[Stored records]
○ ○ ○ ○ ○ ○ ○
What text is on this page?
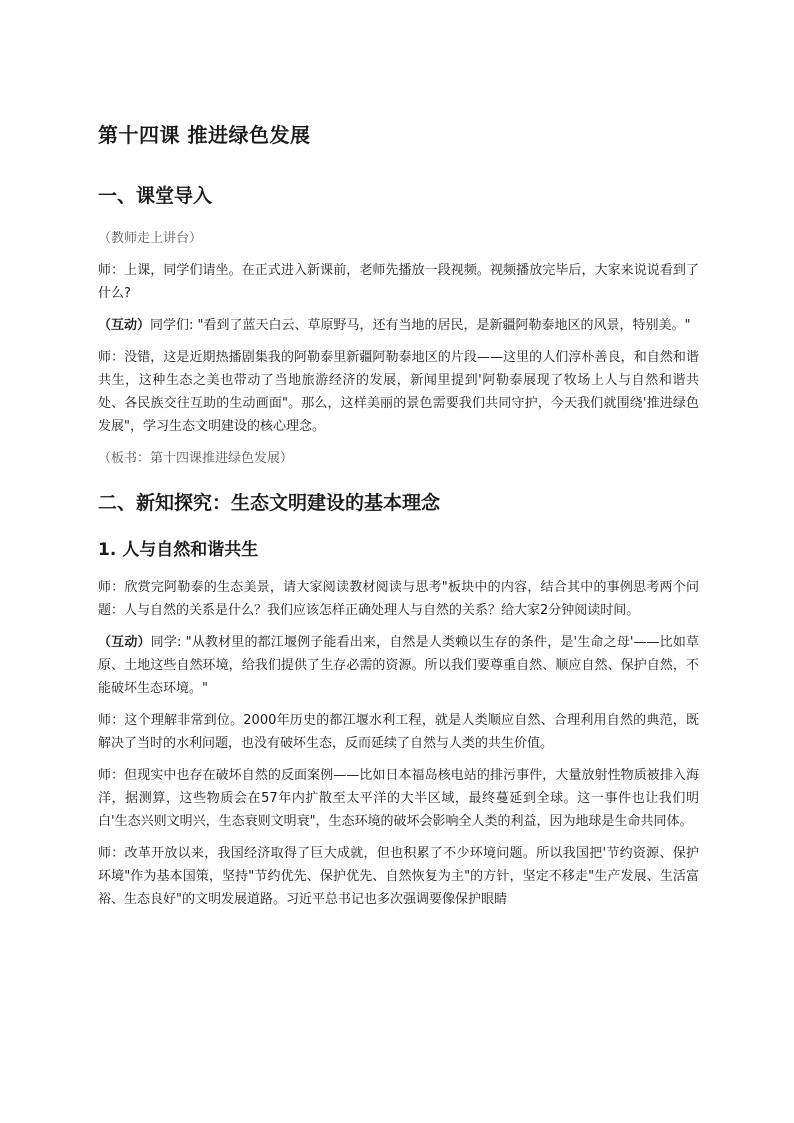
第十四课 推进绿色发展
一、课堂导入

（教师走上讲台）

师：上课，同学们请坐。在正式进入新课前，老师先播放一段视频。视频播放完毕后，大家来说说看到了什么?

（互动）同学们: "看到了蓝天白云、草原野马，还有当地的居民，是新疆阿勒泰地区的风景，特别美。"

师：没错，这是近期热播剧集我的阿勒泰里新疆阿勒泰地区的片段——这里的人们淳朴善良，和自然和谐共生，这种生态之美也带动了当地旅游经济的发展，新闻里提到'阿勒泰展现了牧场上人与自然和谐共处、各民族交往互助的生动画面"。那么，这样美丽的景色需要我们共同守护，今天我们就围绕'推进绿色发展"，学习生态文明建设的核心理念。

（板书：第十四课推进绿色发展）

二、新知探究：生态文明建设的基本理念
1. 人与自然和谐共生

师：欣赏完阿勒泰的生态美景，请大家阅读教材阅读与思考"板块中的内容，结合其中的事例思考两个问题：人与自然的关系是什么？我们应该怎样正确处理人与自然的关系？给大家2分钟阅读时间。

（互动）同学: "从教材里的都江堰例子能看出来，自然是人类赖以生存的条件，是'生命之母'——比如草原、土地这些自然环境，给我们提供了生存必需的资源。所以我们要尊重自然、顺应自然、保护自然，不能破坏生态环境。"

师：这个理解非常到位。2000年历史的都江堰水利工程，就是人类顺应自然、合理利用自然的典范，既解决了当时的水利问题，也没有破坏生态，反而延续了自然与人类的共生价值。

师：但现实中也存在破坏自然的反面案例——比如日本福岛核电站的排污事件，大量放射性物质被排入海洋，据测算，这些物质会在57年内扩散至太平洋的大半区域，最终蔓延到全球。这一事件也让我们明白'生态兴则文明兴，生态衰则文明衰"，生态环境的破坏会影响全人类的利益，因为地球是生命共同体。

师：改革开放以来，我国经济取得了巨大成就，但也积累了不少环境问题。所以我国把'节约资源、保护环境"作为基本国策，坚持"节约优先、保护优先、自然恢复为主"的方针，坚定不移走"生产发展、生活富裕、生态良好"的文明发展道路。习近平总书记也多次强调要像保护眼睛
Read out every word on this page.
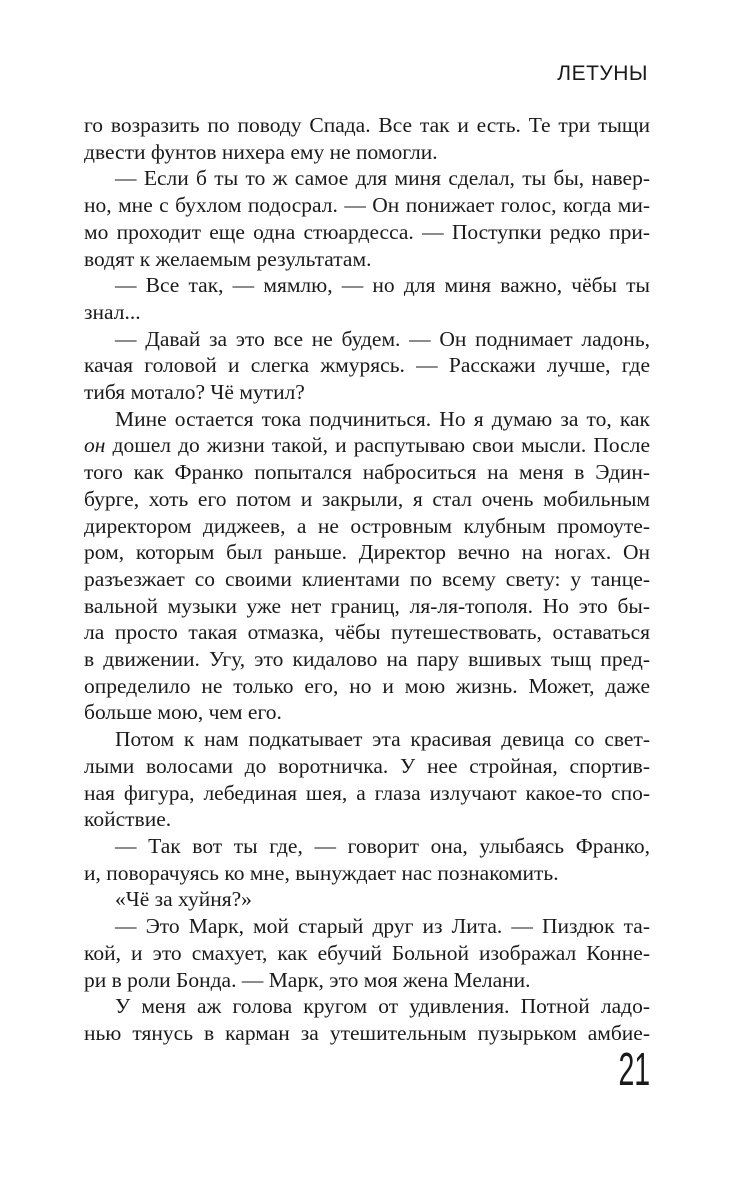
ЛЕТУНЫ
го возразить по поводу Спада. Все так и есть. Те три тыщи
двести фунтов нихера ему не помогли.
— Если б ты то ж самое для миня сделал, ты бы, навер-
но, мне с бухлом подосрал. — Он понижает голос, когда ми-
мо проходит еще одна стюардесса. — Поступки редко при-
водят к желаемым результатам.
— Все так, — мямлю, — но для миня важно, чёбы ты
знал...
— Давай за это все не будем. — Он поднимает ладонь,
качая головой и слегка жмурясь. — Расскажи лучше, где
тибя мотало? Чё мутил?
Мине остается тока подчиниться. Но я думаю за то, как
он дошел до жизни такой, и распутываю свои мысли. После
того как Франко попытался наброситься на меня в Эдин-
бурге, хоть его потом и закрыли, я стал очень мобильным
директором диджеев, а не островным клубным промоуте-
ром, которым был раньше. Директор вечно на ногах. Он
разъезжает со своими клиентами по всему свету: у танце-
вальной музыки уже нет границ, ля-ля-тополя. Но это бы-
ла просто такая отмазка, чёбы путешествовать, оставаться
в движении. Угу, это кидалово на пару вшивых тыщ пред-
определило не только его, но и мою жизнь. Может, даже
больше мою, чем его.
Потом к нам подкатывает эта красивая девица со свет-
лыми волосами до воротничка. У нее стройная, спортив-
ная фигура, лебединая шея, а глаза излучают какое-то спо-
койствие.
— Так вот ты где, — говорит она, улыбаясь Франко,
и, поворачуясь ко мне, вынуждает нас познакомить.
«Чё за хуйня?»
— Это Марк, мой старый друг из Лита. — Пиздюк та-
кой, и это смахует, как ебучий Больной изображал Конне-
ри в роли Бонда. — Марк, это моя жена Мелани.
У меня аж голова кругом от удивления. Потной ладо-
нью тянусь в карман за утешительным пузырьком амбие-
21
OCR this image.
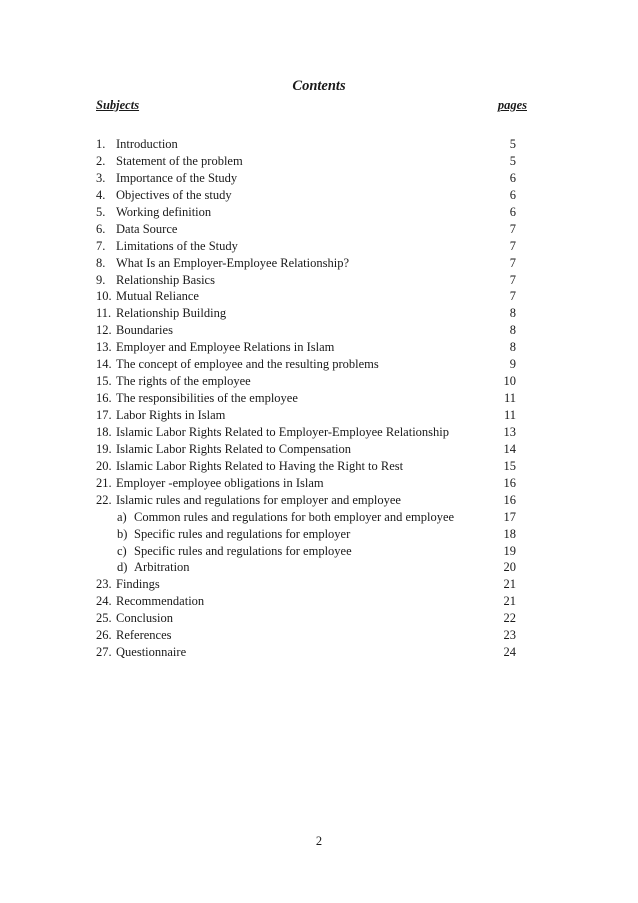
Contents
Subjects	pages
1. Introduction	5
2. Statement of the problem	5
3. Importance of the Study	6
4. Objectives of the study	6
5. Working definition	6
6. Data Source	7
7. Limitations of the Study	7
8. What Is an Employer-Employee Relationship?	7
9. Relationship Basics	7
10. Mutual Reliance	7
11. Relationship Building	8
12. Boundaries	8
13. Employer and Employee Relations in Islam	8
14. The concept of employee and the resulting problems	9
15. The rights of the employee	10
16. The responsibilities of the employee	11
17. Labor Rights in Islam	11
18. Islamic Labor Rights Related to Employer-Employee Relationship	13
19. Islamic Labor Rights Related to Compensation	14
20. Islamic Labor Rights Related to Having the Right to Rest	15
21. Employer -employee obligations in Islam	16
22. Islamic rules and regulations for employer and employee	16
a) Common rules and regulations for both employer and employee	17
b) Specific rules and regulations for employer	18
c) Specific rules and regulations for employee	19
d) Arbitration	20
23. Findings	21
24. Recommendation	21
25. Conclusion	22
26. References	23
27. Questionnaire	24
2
○ ○ ○ ○ ○ ○ ○
Reproduce the records above exactly, leaving out every picture they contain.

What text is on this page?
第十四课 推进绿色发展
一、课堂导入

（教师走上讲台）

师：上课，同学们请坐。在正式进入新课前，老师先播放一段视频。视频播放完毕后，大家来说说看到了什么?

（互动）同学们: "看到了蓝天白云、草原野马，还有当地的居民，是新疆阿勒泰地区的风景，特别美。"

师：没错，这是近期热播剧集我的阿勒泰里新疆阿勒泰地区的片段——这里的人们淳朴善良，和自然和谐共生，这种生态之美也带动了当地旅游经济的发展，新闻里提到'阿勒泰展现了牧场上人与自然和谐共处、各民族交往互助的生动画面"。那么，这样美丽的景色需要我们共同守护，今天我们就围绕'推进绿色发展"，学习生态文明建设的核心理念。

（板书：第十四课推进绿色发展）

二、新知探究：生态文明建设的基本理念
1. 人与自然和谐共生

师：欣赏完阿勒泰的生态美景，请大家阅读教材阅读与思考"板块中的内容，结合其中的事例思考两个问题：人与自然的关系是什么？我们应该怎样正确处理人与自然的关系？给大家2分钟阅读时间。

（互动）同学: "从教材里的都江堰例子能看出来，自然是人类赖以生存的条件，是'生命之母'——比如草原、土地这些自然环境，给我们提供了生存必需的资源。所以我们要尊重自然、顺应自然、保护自然，不能破坏生态环境。"

师：这个理解非常到位。2000年历史的都江堰水利工程，就是人类顺应自然、合理利用自然的典范，既解决了当时的水利问题，也没有破坏生态，反而延续了自然与人类的共生价值。

师：但现实中也存在破坏自然的反面案例——比如日本福岛核电站的排污事件，大量放射性物质被排入海洋，据测算，这些物质会在57年内扩散至太平洋的大半区域，最终蔓延到全球。这一事件也让我们明白'生态兴则文明兴，生态衰则文明衰"，生态环境的破坏会影响全人类的利益，因为地球是生命共同体。

师：改革开放以来，我国经济取得了巨大成就，但也积累了不少环境问题。所以我国把'节约资源、保护环境"作为基本国策，坚持"节约优先、保护优先、自然恢复为主"的方针，坚定不移走"生产发展、生活富裕、生态良好"的文明发展道路。习近平总书记也多次强调要像保护眼睛
Read out every word on this page.
ЛЕТУНЫ
го возразить по поводу Спада. Все так и есть. Те три тыщи
двести фунтов нихера ему не помогли.
— Если б ты то ж самое для миня сделал, ты бы, навер-
но, мне с бухлом подосрал. — Он понижает голос, когда ми-
мо проходит еще одна стюардесса. — Поступки редко при-
водят к желаемым результатам.
— Все так, — мямлю, — но для миня важно, чёбы ты
знал...
— Давай за это все не будем. — Он поднимает ладонь,
качая головой и слегка жмурясь. — Расскажи лучше, где
тибя мотало? Чё мутил?
Мине остается тока подчиниться. Но я думаю за то, как
он дошел до жизни такой, и распутываю свои мысли. После
того как Франко попытался наброситься на меня в Эдин-
бурге, хоть его потом и закрыли, я стал очень мобильным
директором диджеев, а не островным клубным промоуте-
ром, которым был раньше. Директор вечно на ногах. Он
разъезжает со своими клиентами по всему свету: у танце-
вальной музыки уже нет границ, ля-ля-тополя. Но это бы-
ла просто такая отмазка, чёбы путешествовать, оставаться
в движении. Угу, это кидалово на пару вшивых тыщ пред-
определило не только его, но и мою жизнь. Может, даже
больше мою, чем его.
Потом к нам подкатывает эта красивая девица со свет-
лыми волосами до воротничка. У нее стройная, спортив-
ная фигура, лебединая шея, а глаза излучают какое-то спо-
койствие.
— Так вот ты где, — говорит она, улыбаясь Франко,
и, поворачуясь ко мне, вынуждает нас познакомить.
«Чё за хуйня?»
— Это Марк, мой старый друг из Лита. — Пиздюк та-
кой, и это смахует, как ебучий Больной изображал Конне-
ри в роли Бонда. — Марк, это моя жена Мелани.
У меня аж голова кругом от удивления. Потной ладо-
нью тянусь в карман за утешительным пузырьком амбие-
21
OCR this image.
Contents
Subjects	pages
1. Introduction	5
2. Statement of the problem	5
3. Importance of the Study	6
4. Objectives of the study	6
5. Working definition	6
6. Data Source	7
7. Limitations of the Study	7
8. What Is an Employer-Employee Relationship?	7
9. Relationship Basics	7
10. Mutual Reliance	7
11. Relationship Building	8
12. Boundaries	8
13. Employer and Employee Relations in Islam	8
14. The concept of employee and the resulting problems	9
15. The rights of the employee	10
16. The responsibilities of the employee	11
17. Labor Rights in Islam	11
18. Islamic Labor Rights Related to Employer-Employee Relationship	13
19. Islamic Labor Rights Related to Compensation	14
20. Islamic Labor Rights Related to Having the Right to Rest	15
21. Employer -employee obligations in Islam	16
22. Islamic rules and regulations for employer and employee	16
a) Common rules and regulations for both employer and employee	17
b) Specific rules and regulations for employer	18
c) Specific rules and regulations for employee	19
d) Arbitration	20
23. Findings	21
24. Recommendation	21
25. Conclusion	22
26. References	23
27. Questionnaire	24
2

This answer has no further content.